| EXERCISE BRIEF |
Each line below should be reproduced without any alteration.

| DATA TO PROCESS |
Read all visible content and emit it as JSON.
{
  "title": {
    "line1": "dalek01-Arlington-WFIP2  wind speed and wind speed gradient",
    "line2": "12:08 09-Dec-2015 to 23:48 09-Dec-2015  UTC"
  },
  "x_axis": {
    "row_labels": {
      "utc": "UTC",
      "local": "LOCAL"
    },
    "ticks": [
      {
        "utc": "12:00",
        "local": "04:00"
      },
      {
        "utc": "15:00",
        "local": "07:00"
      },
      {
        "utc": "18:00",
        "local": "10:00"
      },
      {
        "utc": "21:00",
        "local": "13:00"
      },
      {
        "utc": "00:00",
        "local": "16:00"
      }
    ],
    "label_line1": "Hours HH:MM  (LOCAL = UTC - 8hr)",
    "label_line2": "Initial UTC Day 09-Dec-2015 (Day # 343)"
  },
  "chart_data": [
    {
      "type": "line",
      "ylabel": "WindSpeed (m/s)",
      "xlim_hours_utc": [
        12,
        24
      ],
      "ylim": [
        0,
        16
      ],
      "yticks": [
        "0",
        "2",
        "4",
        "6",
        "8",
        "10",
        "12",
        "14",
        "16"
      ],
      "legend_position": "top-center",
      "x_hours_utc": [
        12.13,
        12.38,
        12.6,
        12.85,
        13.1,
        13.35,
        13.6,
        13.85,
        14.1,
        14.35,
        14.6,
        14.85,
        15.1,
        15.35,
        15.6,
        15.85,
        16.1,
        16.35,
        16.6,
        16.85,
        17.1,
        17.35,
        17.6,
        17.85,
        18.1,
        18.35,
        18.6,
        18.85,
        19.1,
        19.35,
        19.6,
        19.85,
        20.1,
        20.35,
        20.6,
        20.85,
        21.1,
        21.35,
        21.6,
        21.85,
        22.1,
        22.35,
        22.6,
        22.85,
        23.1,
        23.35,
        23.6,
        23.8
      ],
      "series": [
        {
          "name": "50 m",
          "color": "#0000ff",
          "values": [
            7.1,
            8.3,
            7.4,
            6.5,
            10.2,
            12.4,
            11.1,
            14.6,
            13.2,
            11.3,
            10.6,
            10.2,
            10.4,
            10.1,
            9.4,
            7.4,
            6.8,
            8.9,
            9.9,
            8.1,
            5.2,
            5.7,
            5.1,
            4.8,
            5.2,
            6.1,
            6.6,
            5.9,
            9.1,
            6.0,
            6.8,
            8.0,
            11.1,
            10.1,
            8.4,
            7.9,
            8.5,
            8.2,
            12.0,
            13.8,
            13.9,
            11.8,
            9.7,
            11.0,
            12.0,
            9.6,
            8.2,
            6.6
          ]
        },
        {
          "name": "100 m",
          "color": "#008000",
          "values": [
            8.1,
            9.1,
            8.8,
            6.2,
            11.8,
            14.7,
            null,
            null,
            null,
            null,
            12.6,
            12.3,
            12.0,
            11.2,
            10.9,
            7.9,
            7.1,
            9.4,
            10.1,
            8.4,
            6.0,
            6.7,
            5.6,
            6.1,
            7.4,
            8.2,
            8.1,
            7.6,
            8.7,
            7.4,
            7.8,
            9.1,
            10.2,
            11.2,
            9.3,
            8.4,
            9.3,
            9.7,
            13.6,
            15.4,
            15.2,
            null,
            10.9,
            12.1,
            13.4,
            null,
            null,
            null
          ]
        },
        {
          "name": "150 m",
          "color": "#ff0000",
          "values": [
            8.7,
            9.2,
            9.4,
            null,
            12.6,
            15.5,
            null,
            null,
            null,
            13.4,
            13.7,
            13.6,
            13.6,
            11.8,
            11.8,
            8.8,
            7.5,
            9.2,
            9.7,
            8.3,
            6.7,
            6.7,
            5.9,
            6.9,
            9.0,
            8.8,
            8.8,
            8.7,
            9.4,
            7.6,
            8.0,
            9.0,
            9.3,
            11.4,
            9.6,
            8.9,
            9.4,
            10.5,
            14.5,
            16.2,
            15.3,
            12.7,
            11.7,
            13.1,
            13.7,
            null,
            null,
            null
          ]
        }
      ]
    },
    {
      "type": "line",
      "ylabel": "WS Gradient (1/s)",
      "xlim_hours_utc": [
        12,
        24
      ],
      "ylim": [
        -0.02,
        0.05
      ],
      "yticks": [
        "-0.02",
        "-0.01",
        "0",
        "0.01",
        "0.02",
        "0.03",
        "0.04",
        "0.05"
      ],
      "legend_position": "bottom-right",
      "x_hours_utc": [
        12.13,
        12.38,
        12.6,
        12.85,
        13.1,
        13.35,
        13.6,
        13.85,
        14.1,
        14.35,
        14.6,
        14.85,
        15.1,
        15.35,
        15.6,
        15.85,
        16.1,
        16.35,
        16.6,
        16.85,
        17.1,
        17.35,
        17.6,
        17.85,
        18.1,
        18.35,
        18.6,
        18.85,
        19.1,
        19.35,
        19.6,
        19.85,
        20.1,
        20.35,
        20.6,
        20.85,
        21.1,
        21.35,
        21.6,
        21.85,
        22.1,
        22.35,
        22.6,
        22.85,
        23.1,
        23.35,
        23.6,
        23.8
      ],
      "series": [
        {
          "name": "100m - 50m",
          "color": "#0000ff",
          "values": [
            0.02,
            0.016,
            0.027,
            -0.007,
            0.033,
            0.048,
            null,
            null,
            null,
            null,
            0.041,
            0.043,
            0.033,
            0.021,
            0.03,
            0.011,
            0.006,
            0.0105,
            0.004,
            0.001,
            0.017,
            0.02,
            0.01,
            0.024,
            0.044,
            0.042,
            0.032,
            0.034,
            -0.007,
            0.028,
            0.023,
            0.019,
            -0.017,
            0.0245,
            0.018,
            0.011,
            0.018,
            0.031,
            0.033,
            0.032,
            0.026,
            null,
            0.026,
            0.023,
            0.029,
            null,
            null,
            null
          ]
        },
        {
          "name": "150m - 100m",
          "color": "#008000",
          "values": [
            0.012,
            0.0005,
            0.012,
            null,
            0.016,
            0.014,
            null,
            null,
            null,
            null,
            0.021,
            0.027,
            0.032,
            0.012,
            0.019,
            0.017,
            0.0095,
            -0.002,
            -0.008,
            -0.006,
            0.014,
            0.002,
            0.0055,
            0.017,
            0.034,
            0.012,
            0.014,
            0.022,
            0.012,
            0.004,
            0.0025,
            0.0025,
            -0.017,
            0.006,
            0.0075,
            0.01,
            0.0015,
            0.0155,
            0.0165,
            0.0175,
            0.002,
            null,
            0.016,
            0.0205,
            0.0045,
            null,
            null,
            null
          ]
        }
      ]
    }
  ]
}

| TASK OUTPUT |
Read all visible content and emit it as JSON.
{
  "title": {
    "line1": "dalek01-Arlington-WFIP2  wind speed and wind speed gradient",
    "line2": "12:08 09-Dec-2015 to 23:48 09-Dec-2015  UTC"
  },
  "x_axis": {
    "row_labels": {
      "utc": "UTC",
      "local": "LOCAL"
    },
    "ticks": [
      {
        "utc": "12:00",
        "local": "04:00"
      },
      {
        "utc": "15:00",
        "local": "07:00"
      },
      {
        "utc": "18:00",
        "local": "10:00"
      },
      {
        "utc": "21:00",
        "local": "13:00"
      },
      {
        "utc": "00:00",
        "local": "16:00"
      }
    ],
    "label_line1": "Hours HH:MM  (LOCAL = UTC - 8hr)",
    "label_line2": "Initial UTC Day 09-Dec-2015 (Day # 343)"
  },
  "chart_data": [
    {
      "type": "line",
      "ylabel": "WindSpeed (m/s)",
      "xlim_hours_utc": [
        12,
        24
      ],
      "ylim": [
        0,
        16
      ],
      "yticks": [
        "0",
        "2",
        "4",
        "6",
        "8",
        "10",
        "12",
        "14",
        "16"
      ],
      "legend_position": "top-center",
      "x_hours_utc": [
        12.13,
        12.38,
        12.6,
        12.85,
        13.1,
        13.35,
        13.6,
        13.85,
        14.1,
        14.35,
        14.6,
        14.85,
        15.1,
        15.35,
        15.6,
        15.85,
        16.1,
        16.35,
        16.6,
        16.85,
        17.1,
        17.35,
        17.6,
        17.85,
        18.1,
        18.35,
        18.6,
        18.85,
        19.1,
        19.35,
        19.6,
        19.85,
        20.1,
        20.35,
        20.6,
        20.85,
        21.1,
        21.35,
        21.6,
        21.85,
        22.1,
        22.35,
        22.6,
        22.85,
        23.1,
        23.35,
        23.6,
        23.8
      ],
      "series": [
        {
          "name": "50 m",
          "color": "#0000ff",
          "values": [
            7.1,
            8.3,
            7.4,
            6.5,
            10.2,
            12.4,
            11.1,
            14.6,
            13.2,
            11.3,
            10.6,
            10.2,
            10.4,
            10.1,
            9.4,
            7.4,
            6.8,
            8.9,
            9.9,
            8.1,
            5.2,
            5.7,
            5.1,
            4.8,
            5.2,
            6.1,
            6.6,
            5.9,
            9.1,
            6.0,
            6.8,
            8.0,
            11.1,
            10.1,
            8.4,
            7.9,
            8.5,
            8.2,
            12.0,
            13.8,
            13.9,
            11.8,
            9.7,
            11.0,
            12.0,
            9.6,
            8.2,
            6.6
          ]
        },
        {
          "name": "100 m",
          "color": "#008000",
          "values": [
            8.1,
            9.1,
            8.8,
            6.2,
            11.8,
            14.7,
            null,
            null,
            null,
            null,
            12.6,
            12.3,
            12.0,
            11.2,
            10.9,
            7.9,
            7.1,
            9.4,
            10.1,
            8.4,
            6.0,
            6.7,
            5.6,
            6.1,
            7.4,
            8.2,
            8.1,
            7.6,
            8.7,
            7.4,
            7.8,
            9.1,
            10.2,
            11.2,
            9.3,
            8.4,
            9.3,
            9.7,
            13.6,
            15.4,
            15.2,
            null,
            10.9,
            12.1,
            13.4,
            null,
            null,
            null
          ]
        },
        {
          "name": "150 m",
          "color": "#ff0000",
          "values": [
            8.7,
            9.2,
            9.4,
            null,
            12.6,
            15.5,
            null,
            null,
            null,
            13.4,
            13.7,
            13.6,
            13.6,
            11.8,
            11.8,
            8.8,
            7.5,
            9.2,
            9.7,
            8.3,
            6.7,
            6.7,
            5.9,
            6.9,
            9.0,
            8.8,
            8.8,
            8.7,
            9.4,
            7.6,
            8.0,
            9.0,
            9.3,
            11.4,
            9.6,
            8.9,
            9.4,
            10.5,
            14.5,
            16.2,
            15.3,
            12.7,
            11.7,
            13.1,
            13.7,
            null,
            null,
            null
          ]
        }
      ]
    },
    {
      "type": "line",
      "ylabel": "WS Gradient (1/s)",
      "xlim_hours_utc": [
        12,
        24
      ],
      "ylim": [
        -0.02,
        0.05
      ],
      "yticks": [
        "-0.02",
        "-0.01",
        "0",
        "0.01",
        "0.02",
        "0.03",
        "0.04",
        "0.05"
      ],
      "legend_position": "bottom-right",
      "x_hours_utc": [
        12.13,
        12.38,
        12.6,
        12.85,
        13.1,
        13.35,
        13.6,
        13.85,
        14.1,
        14.35,
        14.6,
        14.85,
        15.1,
        15.35,
        15.6,
        15.85,
        16.1,
        16.35,
        16.6,
        16.85,
        17.1,
        17.35,
        17.6,
        17.85,
        18.1,
        18.35,
        18.6,
        18.85,
        19.1,
        19.35,
        19.6,
        19.85,
        20.1,
        20.35,
        20.6,
        20.85,
        21.1,
        21.35,
        21.6,
        21.85,
        22.1,
        22.35,
        22.6,
        22.85,
        23.1,
        23.35,
        23.6,
        23.8
      ],
      "series": [
        {
          "name": "100m - 50m",
          "color": "#0000ff",
          "values": [
            0.02,
            0.016,
            0.027,
            -0.007,
            0.033,
            0.048,
            null,
            null,
            null,
            null,
            0.041,
            0.043,
            0.033,
            0.021,
            0.03,
            0.011,
            0.006,
            0.0105,
            0.004,
            0.001,
            0.017,
            0.02,
            0.01,
            0.024,
            0.044,
            0.042,
            0.032,
            0.034,
            -0.007,
            0.028,
            0.023,
            0.019,
            -0.017,
            0.0245,
            0.018,
            0.011,
            0.018,
            0.031,
            0.033,
            0.032,
            0.026,
            null,
            0.026,
            0.023,
            0.029,
            null,
            null,
            null
          ]
        },
        {
          "name": "150m - 100m",
          "color": "#008000",
          "values": [
            0.012,
            0.0005,
            0.012,
            null,
            0.016,
            0.014,
            null,
            null,
            null,
            null,
            0.021,
            0.027,
            0.032,
            0.012,
            0.019,
            0.017,
            0.0095,
            -0.002,
            -0.008,
            -0.006,
            0.014,
            0.002,
            0.0055,
            0.017,
            0.034,
            0.012,
            0.014,
            0.022,
            0.012,
            0.004,
            0.0025,
            0.0025,
            -0.017,
            0.006,
            0.0075,
            0.01,
            0.0015,
            0.0155,
            0.0165,
            0.0175,
            0.002,
            null,
            0.016,
            0.0205,
            0.0045,
            null,
            null,
            null
          ]
        }
      ]
    }
  ]
}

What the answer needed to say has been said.